-- WHAT THE EXERCISE ASKS --
Select each line where the word "Epoch" appears.

[Extracted records]
######
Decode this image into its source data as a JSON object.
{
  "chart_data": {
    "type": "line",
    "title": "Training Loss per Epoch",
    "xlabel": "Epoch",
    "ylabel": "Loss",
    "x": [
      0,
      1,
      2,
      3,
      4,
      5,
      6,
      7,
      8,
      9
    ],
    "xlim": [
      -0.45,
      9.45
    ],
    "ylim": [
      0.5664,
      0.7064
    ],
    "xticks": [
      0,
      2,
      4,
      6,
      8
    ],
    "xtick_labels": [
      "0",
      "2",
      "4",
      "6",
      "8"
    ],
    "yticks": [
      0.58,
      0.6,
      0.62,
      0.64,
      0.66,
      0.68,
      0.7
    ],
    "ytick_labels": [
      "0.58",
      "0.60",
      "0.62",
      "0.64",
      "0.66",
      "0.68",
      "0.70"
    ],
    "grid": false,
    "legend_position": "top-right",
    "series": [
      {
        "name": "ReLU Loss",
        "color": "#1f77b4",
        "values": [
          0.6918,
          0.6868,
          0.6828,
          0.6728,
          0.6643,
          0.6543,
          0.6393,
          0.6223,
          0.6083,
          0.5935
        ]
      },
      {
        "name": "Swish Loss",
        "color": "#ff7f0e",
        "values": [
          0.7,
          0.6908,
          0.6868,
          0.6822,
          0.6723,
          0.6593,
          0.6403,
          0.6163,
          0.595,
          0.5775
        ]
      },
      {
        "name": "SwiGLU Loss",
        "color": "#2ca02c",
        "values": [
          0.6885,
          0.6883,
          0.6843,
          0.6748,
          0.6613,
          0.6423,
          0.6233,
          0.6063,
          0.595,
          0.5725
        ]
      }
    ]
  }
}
######
-- ANSWER TO THIS EXERCISE --
    "title": "Training Loss per Epoch",
    "xlabel": "Epoch",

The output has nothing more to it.